▶ Aim: Go through the listing and copy every line word for word.

▶ Dataset records:
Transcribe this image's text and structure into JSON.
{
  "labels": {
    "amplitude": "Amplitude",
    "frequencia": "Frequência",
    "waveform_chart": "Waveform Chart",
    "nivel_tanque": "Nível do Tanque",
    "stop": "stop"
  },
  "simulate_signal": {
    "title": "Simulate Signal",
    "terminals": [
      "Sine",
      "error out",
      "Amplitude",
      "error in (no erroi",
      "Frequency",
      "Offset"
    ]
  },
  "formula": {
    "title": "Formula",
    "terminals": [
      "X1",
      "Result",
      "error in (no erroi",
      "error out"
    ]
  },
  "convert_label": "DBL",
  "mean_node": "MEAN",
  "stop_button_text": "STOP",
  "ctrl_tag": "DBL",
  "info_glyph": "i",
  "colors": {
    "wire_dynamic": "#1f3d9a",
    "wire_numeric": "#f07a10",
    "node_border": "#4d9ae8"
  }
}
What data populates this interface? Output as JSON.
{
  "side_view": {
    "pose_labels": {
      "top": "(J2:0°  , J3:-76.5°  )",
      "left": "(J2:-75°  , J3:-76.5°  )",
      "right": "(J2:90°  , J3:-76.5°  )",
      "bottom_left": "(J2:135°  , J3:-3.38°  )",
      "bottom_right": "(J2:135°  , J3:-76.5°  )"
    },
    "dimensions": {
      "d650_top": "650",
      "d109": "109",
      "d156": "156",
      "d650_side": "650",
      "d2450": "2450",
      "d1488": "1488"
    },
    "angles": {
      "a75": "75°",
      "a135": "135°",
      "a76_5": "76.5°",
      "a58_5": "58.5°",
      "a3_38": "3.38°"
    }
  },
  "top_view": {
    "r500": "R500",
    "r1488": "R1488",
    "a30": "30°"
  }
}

▶ Answer in full:
Transcribe this image's text and structure into JSON.
{
  "labels": {
    "amplitude": "Amplitude",
    "frequencia": "Frequência",
    "waveform_chart": "Waveform Chart",
    "nivel_tanque": "Nível do Tanque",
    "stop": "stop"
  },
  "simulate_signal": {
    "title": "Simulate Signal",
    "terminals": [
      "Sine",
      "error out",
      "Amplitude",
      "error in (no erroi",
      "Frequency",
      "Offset"
    ]
  },
  "formula": {
    "title": "Formula",
    "terminals": [
      "X1",
      "Result",
      "error in (no erroi",
      "error out"
    ]
  },
  "convert_label": "DBL",
  "mean_node": "MEAN",
  "stop_button_text": "STOP",
  "ctrl_tag": "DBL",
  "info_glyph": "i",
  "colors": {
    "wire_dynamic": "#1f3d9a",
    "wire_numeric": "#f07a10",
    "node_border": "#4d9ae8"
  }
}
What data populates this interface? Output as JSON.
{
  "side_view": {
    "pose_labels": {
      "top": "(J2:0°  , J3:-76.5°  )",
      "left": "(J2:-75°  , J3:-76.5°  )",
      "right": "(J2:90°  , J3:-76.5°  )",
      "bottom_left": "(J2:135°  , J3:-3.38°  )",
      "bottom_right": "(J2:135°  , J3:-76.5°  )"
    },
    "dimensions": {
      "d650_top": "650",
      "d109": "109",
      "d156": "156",
      "d650_side": "650",
      "d2450": "2450",
      "d1488": "1488"
    },
    "angles": {
      "a75": "75°",
      "a135": "135°",
      "a76_5": "76.5°",
      "a58_5": "58.5°",
      "a3_38": "3.38°"
    }
  },
  "top_view": {
    "r500": "R500",
    "r1488": "R1488",
    "a30": "30°"
  }
}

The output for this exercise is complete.